::: Data listing

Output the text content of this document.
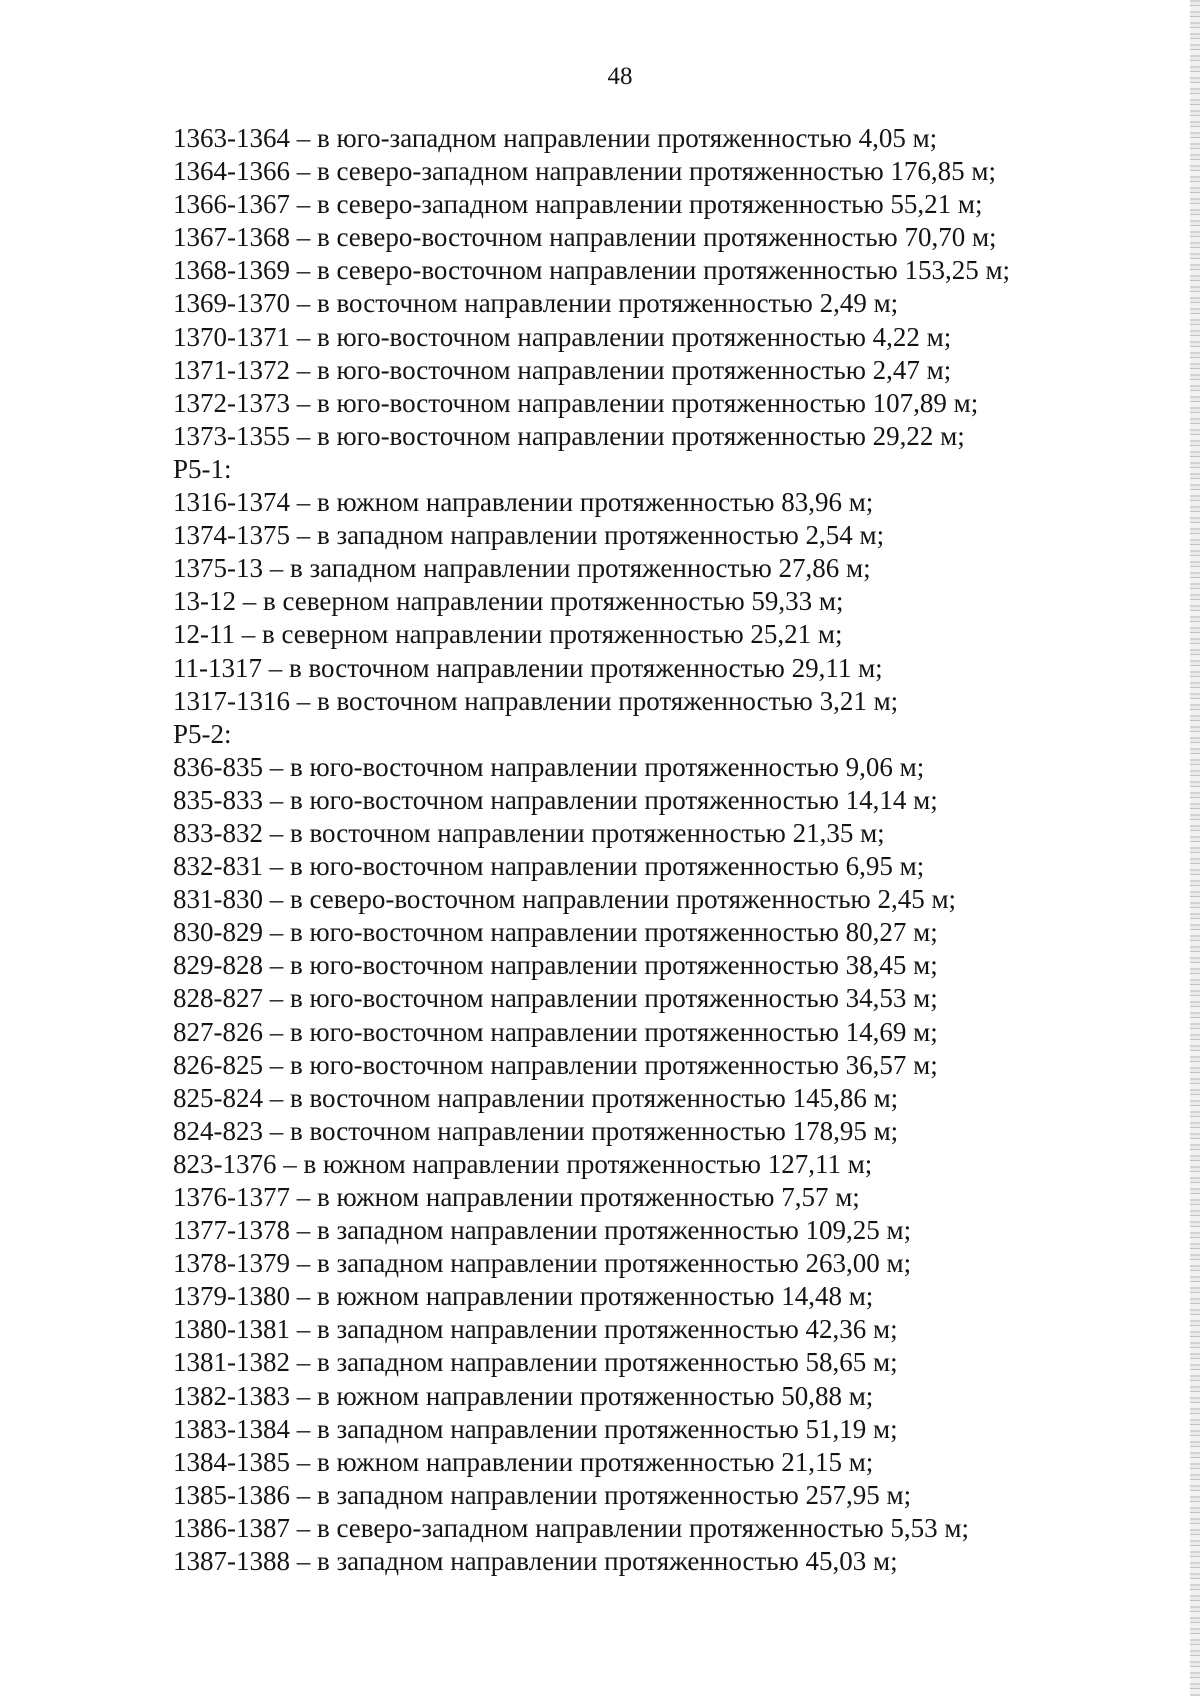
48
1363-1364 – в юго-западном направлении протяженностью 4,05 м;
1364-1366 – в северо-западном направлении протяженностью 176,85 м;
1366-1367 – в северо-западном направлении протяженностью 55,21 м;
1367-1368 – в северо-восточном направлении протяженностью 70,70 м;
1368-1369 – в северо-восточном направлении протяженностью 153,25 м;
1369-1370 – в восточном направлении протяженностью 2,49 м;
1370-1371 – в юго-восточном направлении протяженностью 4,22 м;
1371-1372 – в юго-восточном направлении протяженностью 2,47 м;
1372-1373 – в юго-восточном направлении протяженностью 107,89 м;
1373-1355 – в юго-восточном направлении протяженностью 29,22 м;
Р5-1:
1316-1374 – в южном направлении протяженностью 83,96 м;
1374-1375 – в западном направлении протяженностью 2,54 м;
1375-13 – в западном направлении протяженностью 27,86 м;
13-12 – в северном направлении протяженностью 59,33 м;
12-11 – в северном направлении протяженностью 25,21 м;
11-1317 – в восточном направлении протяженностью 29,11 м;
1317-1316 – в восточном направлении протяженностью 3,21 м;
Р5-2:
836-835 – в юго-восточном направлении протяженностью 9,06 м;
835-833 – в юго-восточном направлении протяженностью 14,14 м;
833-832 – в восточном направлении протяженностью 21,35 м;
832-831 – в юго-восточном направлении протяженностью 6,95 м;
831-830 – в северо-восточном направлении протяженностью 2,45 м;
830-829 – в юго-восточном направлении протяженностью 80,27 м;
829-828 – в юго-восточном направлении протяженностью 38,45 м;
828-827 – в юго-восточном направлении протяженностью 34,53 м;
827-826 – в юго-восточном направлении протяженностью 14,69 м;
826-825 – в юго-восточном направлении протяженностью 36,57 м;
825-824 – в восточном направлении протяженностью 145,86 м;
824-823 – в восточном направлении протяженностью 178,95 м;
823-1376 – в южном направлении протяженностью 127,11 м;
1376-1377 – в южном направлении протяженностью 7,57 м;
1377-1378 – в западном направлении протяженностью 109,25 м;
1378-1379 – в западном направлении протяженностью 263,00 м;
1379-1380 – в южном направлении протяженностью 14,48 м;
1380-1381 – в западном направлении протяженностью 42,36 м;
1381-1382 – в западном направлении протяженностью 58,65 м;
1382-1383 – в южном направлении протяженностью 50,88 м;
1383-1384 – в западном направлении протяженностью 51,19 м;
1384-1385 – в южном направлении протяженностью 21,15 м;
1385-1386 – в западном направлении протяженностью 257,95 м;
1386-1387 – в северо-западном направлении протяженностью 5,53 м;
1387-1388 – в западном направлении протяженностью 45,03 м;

::::::
::: Data listing

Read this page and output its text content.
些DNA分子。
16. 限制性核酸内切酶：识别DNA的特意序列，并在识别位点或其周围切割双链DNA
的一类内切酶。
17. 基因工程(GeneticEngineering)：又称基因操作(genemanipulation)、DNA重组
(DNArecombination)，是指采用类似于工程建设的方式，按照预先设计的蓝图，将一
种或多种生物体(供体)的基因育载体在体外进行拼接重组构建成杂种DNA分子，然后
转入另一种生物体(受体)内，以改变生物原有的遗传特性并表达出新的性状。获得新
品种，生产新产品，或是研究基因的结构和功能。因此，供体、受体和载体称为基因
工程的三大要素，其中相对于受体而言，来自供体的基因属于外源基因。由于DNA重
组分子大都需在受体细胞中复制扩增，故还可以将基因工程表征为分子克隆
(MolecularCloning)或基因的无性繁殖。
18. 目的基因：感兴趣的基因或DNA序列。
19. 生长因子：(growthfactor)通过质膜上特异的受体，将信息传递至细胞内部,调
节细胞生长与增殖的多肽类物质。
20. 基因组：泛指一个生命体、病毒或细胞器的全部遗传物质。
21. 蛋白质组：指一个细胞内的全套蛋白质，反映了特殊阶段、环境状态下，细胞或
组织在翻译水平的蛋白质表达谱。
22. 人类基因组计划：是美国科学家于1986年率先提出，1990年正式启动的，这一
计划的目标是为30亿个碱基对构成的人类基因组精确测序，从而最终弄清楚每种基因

::::::

• _What to produce_
Copy out every line of the data that includes "южном".

• _Solution for this exercise_
1316-1374 – в южном направлении протяженностью 83,96 м;
823-1376 – в южном направлении протяженностью 127,11 м;
1376-1377 – в южном направлении протяженностью 7,57 м;
1379-1380 – в южном направлении протяженностью 14,48 м;
1382-1383 – в южном направлении протяженностью 50,88 м;
1384-1385 – в южном направлении протяженностью 21,15 м;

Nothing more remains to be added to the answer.